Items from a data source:

• • • • •

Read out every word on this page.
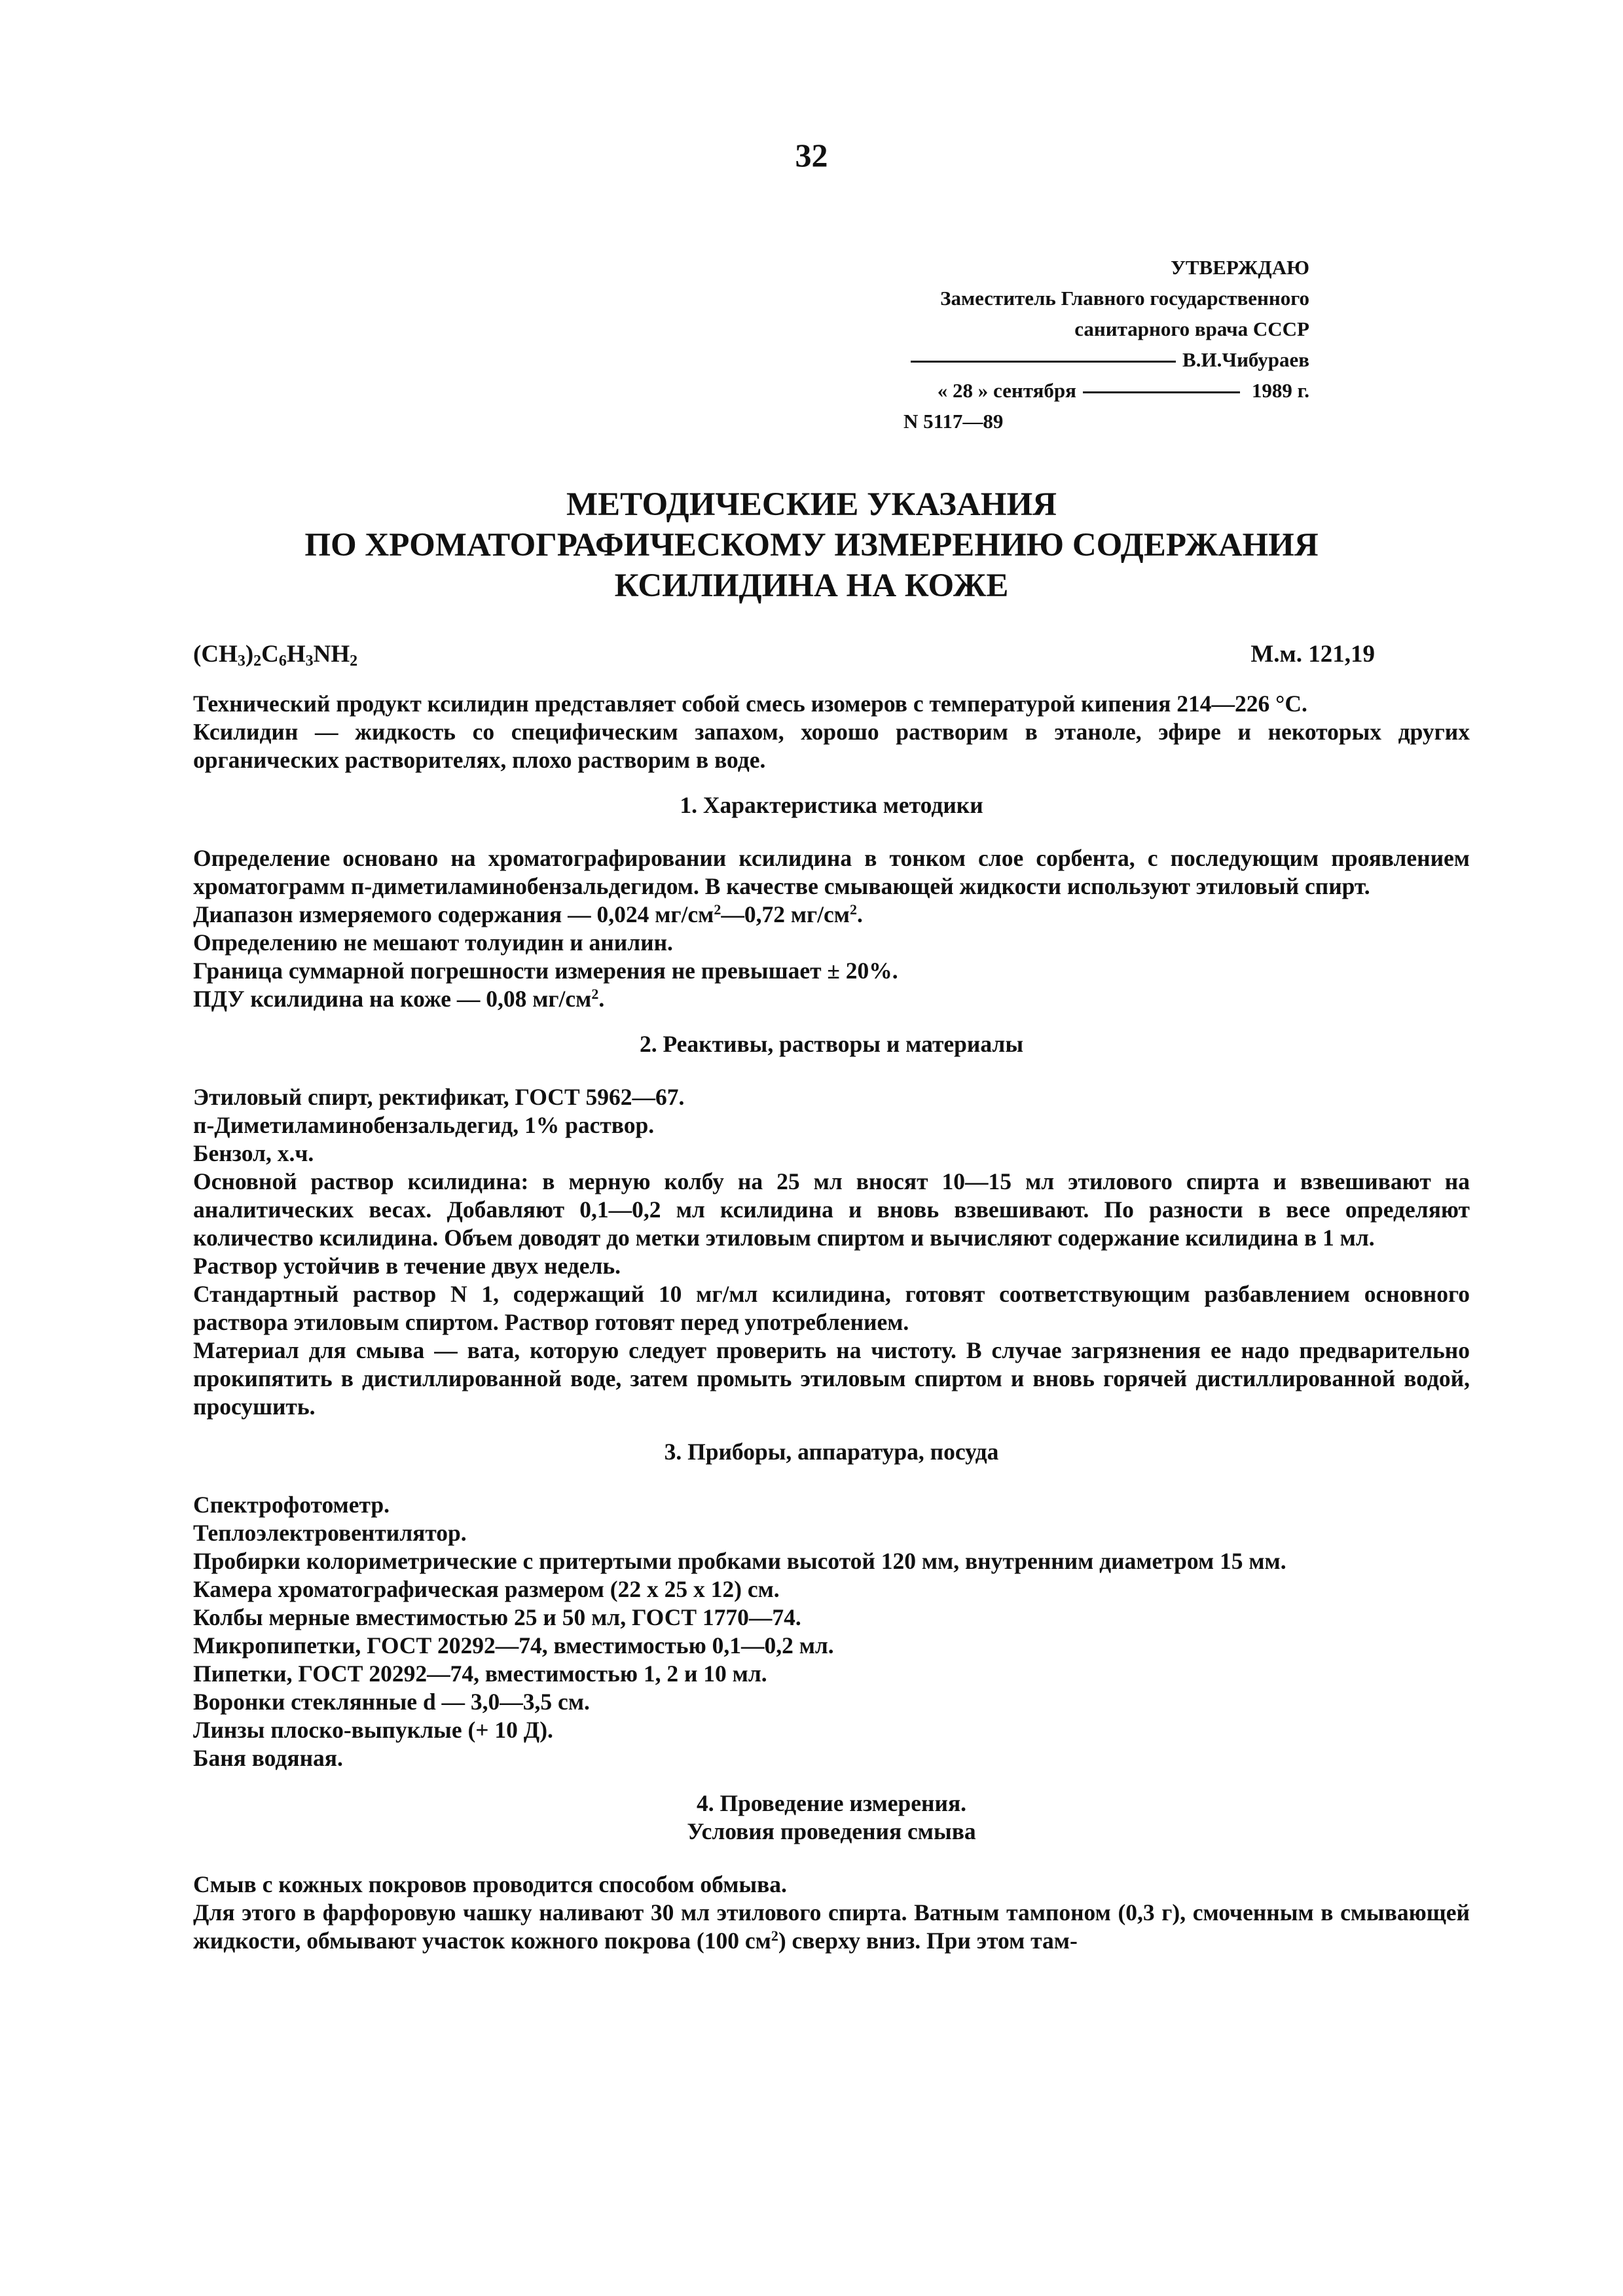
32
УТВЕРЖДАЮ
Заместитель Главного государственного
санитарного врача СССР
В.И.Чибураев
« 28 » сентября	1989 г.
N 5117—89
МЕТОДИЧЕСКИЕ УКАЗАНИЯ
ПО ХРОМАТОГРАФИЧЕСКОМУ ИЗМЕРЕНИЮ СОДЕРЖАНИЯ
КСИЛИДИНА НА КОЖЕ
$(CH_3)_2C_6H_3NH_2$	М.м. 121,19

Технический продукт ксилидин представляет собой смесь изомеров с температурой кипения 214—226 °С.

Ксилидин — жидкость со специфическим запахом, хорошо растворим в этаноле, эфире и некоторых других органических растворителях, плохо растворим в воде.

1. Характеристика методики

Определение основано на хроматографировании ксилидина в тонком слое сорбента, с последующим проявлением хроматограмм п-диметиламинобензальдегидом. В качестве смывающей жидкости используют этиловый спирт.

Диапазон измеряемого содержания — 0,024 $мг/см^2—0,72$ $мг/см^2$.

Определению не мешают толуидин и анилин.

Граница суммарной погрешности измерения не превышает ± 20%.

ПДУ ксилидина на коже — 0,08 $мг/см^2$.

2. Реактивы, растворы и материалы

Этиловый спирт, ректификат, ГОСТ 5962—67.

п-Диметиламинобензальдегид, 1% раствор.

Бензол, х.ч.

Основной раствор ксилидина: в мерную колбу на 25 мл вносят 10—15 мл этилового спирта и взвешивают на аналитических весах. Добавляют 0,1—0,2 мл ксилидина и вновь взвешивают. По разности в весе определяют количество ксилидина. Объем доводят до метки этиловым спиртом и вычисляют содержание ксилидина в 1 мл.

Раствор устойчив в течение двух недель.

Стандартный раствор N 1, содержащий 10 мг/мл ксилидина, готовят соответствующим разбавлением основного раствора этиловым спиртом. Раствор готовят перед употреблением.

Материал для смыва — вата, которую следует проверить на чистоту. В случае загрязнения ее надо предварительно прокипятить в дистиллированной воде, затем промыть этиловым спиртом и вновь горячей дистиллированной водой, просушить.

3. Приборы, аппаратура, посуда

Спектрофотометр.

Теплоэлектровентилятор.

Пробирки колориметрические с притертыми пробками высотой 120 мм, внутренним диаметром 15 мм.

Камера хроматографическая размером (22 х 25 х 12) см.

Колбы мерные вместимостью 25 и 50 мл, ГОСТ 1770—74.

Микропипетки, ГОСТ 20292—74, вместимостью 0,1—0,2 мл.

Пипетки, ГОСТ 20292—74, вместимостью 1, 2 и 10 мл.

Воронки стеклянные d — 3,0—3,5 см.

Линзы плоско-выпуклые (+ 10 Д).

Баня водяная.

4. Проведение измерения.
Условия проведения смыва

Смыв с кожных покровов проводится способом обмыва.

Для этого в фарфоровую чашку наливают 30 мл этилового спирта. Ватным тампоном (0,3 г), смоченным в смывающей жидкости, обмывают участок кожного покрова (100 $см^2$) сверху вниз. При этом там-
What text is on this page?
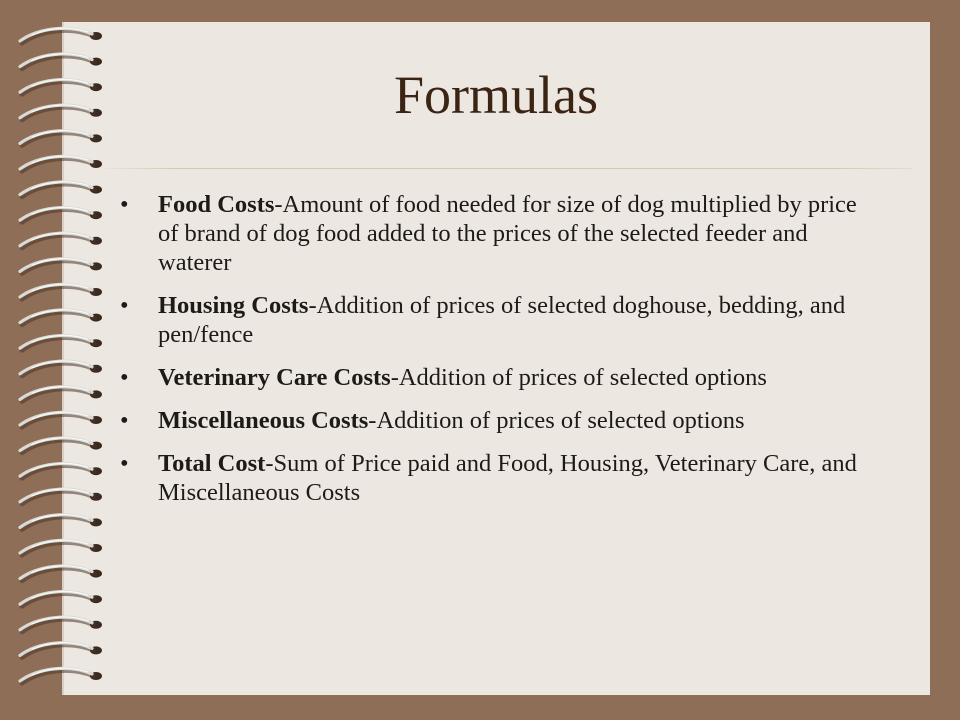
Formulas
• Food Costs-Amount of food needed for size of dog multiplied by price of brand of dog food added to the prices of the selected feeder and waterer
• Housing Costs-Addition of prices of selected doghouse, bedding, and pen/fence
• Veterinary Care Costs-Addition of prices of selected options
• Miscellaneous Costs-Addition of prices of selected options
• Total Cost-Sum of Price paid and Food, Housing, Veterinary Care, and Miscellaneous Costs
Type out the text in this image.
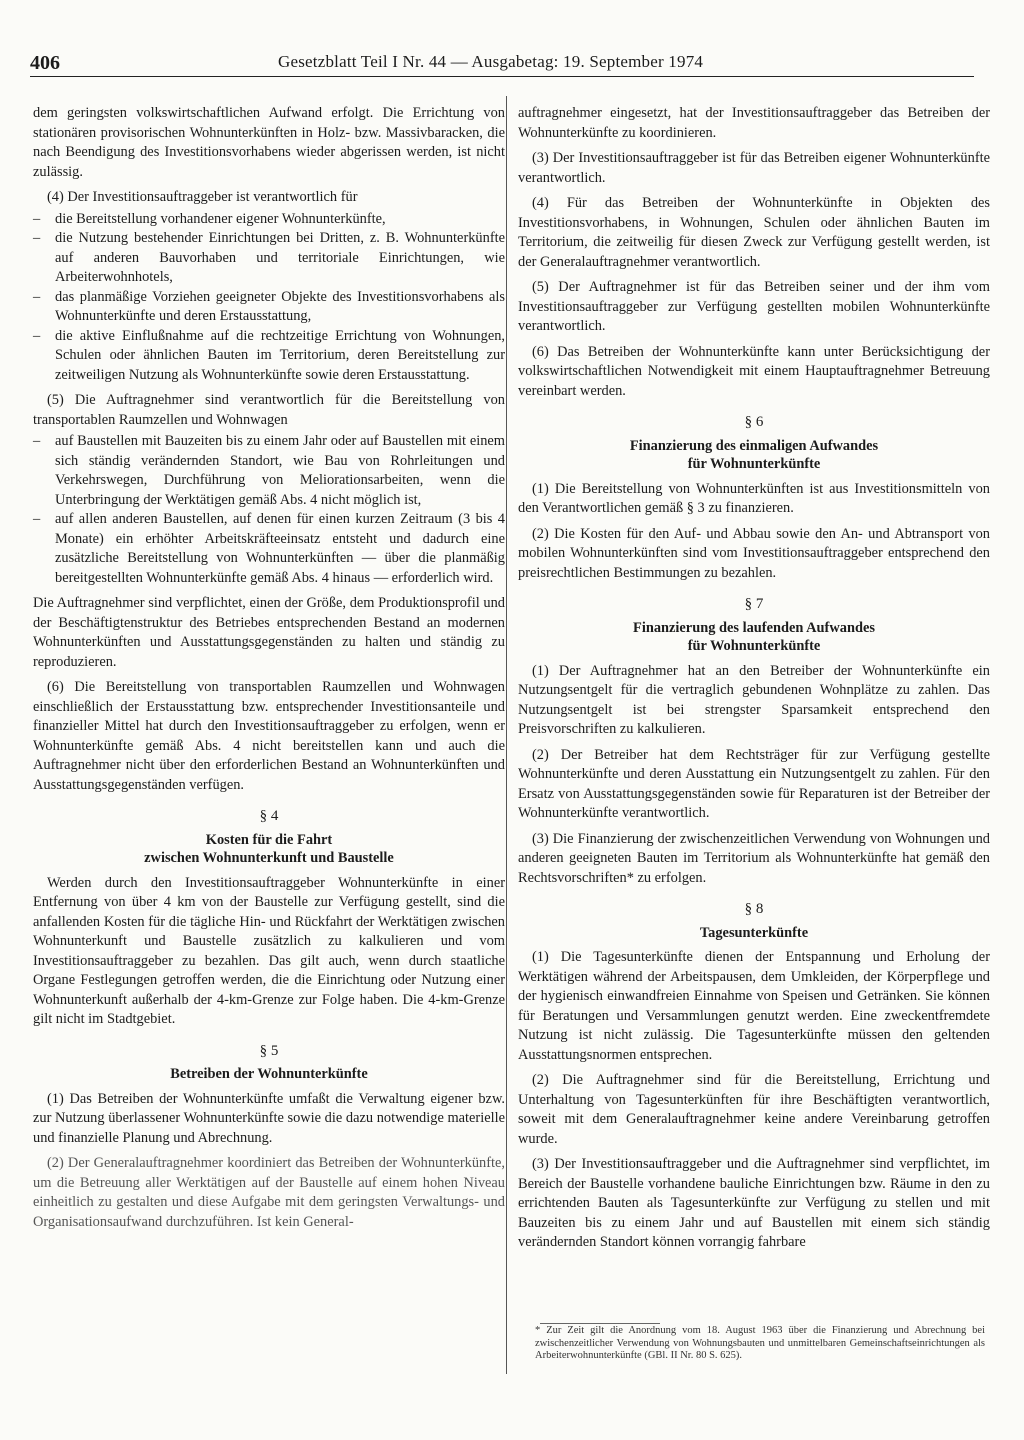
406	Gesetzblatt Teil I Nr. 44 — Ausgabetag: 19. September 1974

dem geringsten volkswirtschaftlichen Aufwand erfolgt. Die Errichtung von stationären provisorischen Wohnunterkünften in Holz- bzw. Massivbaracken, die nach Beendigung des Investitionsvorhabens wieder abgerissen werden, ist nicht zulässig.

(4) Der Investitionsauftraggeber ist verantwortlich für

– die Bereitstellung vorhandener eigener Wohnunterkünfte,
– die Nutzung bestehender Einrichtungen bei Dritten, z. B. Wohnunterkünfte auf anderen Bauvorhaben und territoriale Einrichtungen, wie Arbeiterwohnhotels,
– das planmäßige Vorziehen geeigneter Objekte des Investitionsvorhabens als Wohnunterkünfte und deren Erstausstattung,
– die aktive Einflußnahme auf die rechtzeitige Errichtung von Wohnungen, Schulen oder ähnlichen Bauten im Territorium, deren Bereitstellung zur zeitweiligen Nutzung als Wohnunterkünfte sowie deren Erstausstattung.

(5) Die Auftragnehmer sind verantwortlich für die Bereitstellung von transportablen Raumzellen und Wohnwagen

– auf Baustellen mit Bauzeiten bis zu einem Jahr oder auf Baustellen mit einem sich ständig verändernden Standort, wie Bau von Rohrleitungen und Verkehrswegen, Durchführung von Meliorationsarbeiten, wenn die Unterbringung der Werktätigen gemäß Abs. 4 nicht möglich ist,
– auf allen anderen Baustellen, auf denen für einen kurzen Zeitraum (3 bis 4 Monate) ein erhöhter Arbeitskräfteeinsatz entsteht und dadurch eine zusätzliche Bereitstellung von Wohnunterkünften — über die planmäßig bereitgestellten Wohnunterkünfte gemäß Abs. 4 hinaus — erforderlich wird.

Die Auftragnehmer sind verpflichtet, einen der Größe, dem Produktionsprofil und der Beschäftigtenstruktur des Betriebes entsprechenden Bestand an modernen Wohnunterkünften und Ausstattungsgegenständen zu halten und ständig zu reproduzieren.

(6) Die Bereitstellung von transportablen Raumzellen und Wohnwagen einschließlich der Erstausstattung bzw. entsprechender Investitionsanteile und finanzieller Mittel hat durch den Investitionsauftraggeber zu erfolgen, wenn er Wohnunterkünfte gemäß Abs. 4 nicht bereitstellen kann und auch die Auftragnehmer nicht über den erforderlichen Bestand an Wohnunterkünften und Ausstattungsgegenständen verfügen.

§ 4
Kosten für die Fahrt
zwischen Wohnunterkunft und Baustelle

Werden durch den Investitionsauftraggeber Wohnunterkünfte in einer Entfernung von über 4 km von der Baustelle zur Verfügung gestellt, sind die anfallenden Kosten für die tägliche Hin- und Rückfahrt der Werktätigen zwischen Wohnunterkunft und Baustelle zusätzlich zu kalkulieren und vom Investitionsauftraggeber zu bezahlen. Das gilt auch, wenn durch staatliche Organe Festlegungen getroffen werden, die die Einrichtung oder Nutzung einer Wohnunterkunft außerhalb der 4-km-Grenze zur Folge haben. Die 4-km-Grenze gilt nicht im Stadtgebiet.

§ 5
Betreiben der Wohnunterkünfte

(1) Das Betreiben der Wohnunterkünfte umfaßt die Verwaltung eigener bzw. zur Nutzung überlassener Wohnunterkünfte sowie die dazu notwendige materielle und finanzielle Planung und Abrechnung.

(2) Der Generalauftragnehmer koordiniert das Betreiben der Wohnunterkünfte, um die Betreuung aller Werktätigen auf der Baustelle auf einem hohen Niveau einheitlich zu gestalten und diese Aufgabe mit dem geringsten Verwaltungs- und Organisationsaufwand durchzuführen. Ist kein General-

auftragnehmer eingesetzt, hat der Investitionsauftraggeber das Betreiben der Wohnunterkünfte zu koordinieren.

(3) Der Investitionsauftraggeber ist für das Betreiben eigener Wohnunterkünfte verantwortlich.

(4) Für das Betreiben der Wohnunterkünfte in Objekten des Investitionsvorhabens, in Wohnungen, Schulen oder ähnlichen Bauten im Territorium, die zeitweilig für diesen Zweck zur Verfügung gestellt werden, ist der Generalauftragnehmer verantwortlich.

(5) Der Auftragnehmer ist für das Betreiben seiner und der ihm vom Investitionsauftraggeber zur Verfügung gestellten mobilen Wohnunterkünfte verantwortlich.

(6) Das Betreiben der Wohnunterkünfte kann unter Berücksichtigung der volkswirtschaftlichen Notwendigkeit mit einem Hauptauftragnehmer Betreuung vereinbart werden.

§ 6
Finanzierung des einmaligen Aufwandes
für Wohnunterkünfte

(1) Die Bereitstellung von Wohnunterkünften ist aus Investitionsmitteln von den Verantwortlichen gemäß § 3 zu finanzieren.

(2) Die Kosten für den Auf- und Abbau sowie den An- und Abtransport von mobilen Wohnunterkünften sind vom Investitionsauftraggeber entsprechend den preisrechtlichen Bestimmungen zu bezahlen.

§ 7
Finanzierung des laufenden Aufwandes
für Wohnunterkünfte

(1) Der Auftragnehmer hat an den Betreiber der Wohnunterkünfte ein Nutzungsentgelt für die vertraglich gebundenen Wohnplätze zu zahlen. Das Nutzungsentgelt ist bei strengster Sparsamkeit entsprechend den Preisvorschriften zu kalkulieren.

(2) Der Betreiber hat dem Rechtsträger für zur Verfügung gestellte Wohnunterkünfte und deren Ausstattung ein Nutzungsentgelt zu zahlen. Für den Ersatz von Ausstattungsgegenständen sowie für Reparaturen ist der Betreiber der Wohnunterkünfte verantwortlich.

(3) Die Finanzierung der zwischenzeitlichen Verwendung von Wohnungen und anderen geeigneten Bauten im Territorium als Wohnunterkünfte hat gemäß den Rechtsvorschriften* zu erfolgen.

§ 8
Tagesunterkünfte

(1) Die Tagesunterkünfte dienen der Entspannung und Erholung der Werktätigen während der Arbeitspausen, dem Umkleiden, der Körperpflege und der hygienisch einwandfreien Einnahme von Speisen und Getränken. Sie können für Beratungen und Versammlungen genutzt werden. Eine zweckentfremdete Nutzung ist nicht zulässig. Die Tagesunterkünfte müssen den geltenden Ausstattungsnormen entsprechen.

(2) Die Auftragnehmer sind für die Bereitstellung, Errichtung und Unterhaltung von Tagesunterkünften für ihre Beschäftigten verantwortlich, soweit mit dem Generalauftragnehmer keine andere Vereinbarung getroffen wurde.

(3) Der Investitionsauftraggeber und die Auftragnehmer sind verpflichtet, im Bereich der Baustelle vorhandene bauliche Einrichtungen bzw. Räume in den zu errichtenden Bauten als Tagesunterkünfte zur Verfügung zu stellen und mit Bauzeiten bis zu einem Jahr und auf Baustellen mit einem sich ständig verändernden Standort können vorrangig fahrbare

* Zur Zeit gilt die Anordnung vom 18. August 1963 über die Finanzierung und Abrechnung bei zwischenzeitlicher Verwendung von Wohnungsbauten und unmittelbaren Gemeinschaftseinrichtungen als Arbeiterwohnunterkünfte (GBl. II Nr. 80 S. 625).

• • • • •

▶ WHAT THE EXERCISE ASKS: From the data above, show each line that contains "этилового".

▶ ANSWER FOR THIS EXERCISE:
Основной раствор ксилидина: в мерную колбу на 25 мл вносят 10—15 мл этилового спирта и взвешивают на аналитических весах. Добавляют 0,1—0,2 мл ксилидина и вновь взвешивают. По разности в весе определяют количество ксилидина. Объем доводят до метки этиловым спиртом и вычисляют содержание ксилидина в 1 мл.
Для этого в фарфоровую чашку наливают 30 мл этилового спирта. Ватным тампоном (0,3 г), смоченным в смывающей жидкости, обмывают участок кожного покрова (100 $см^2$) сверху вниз. При этом там-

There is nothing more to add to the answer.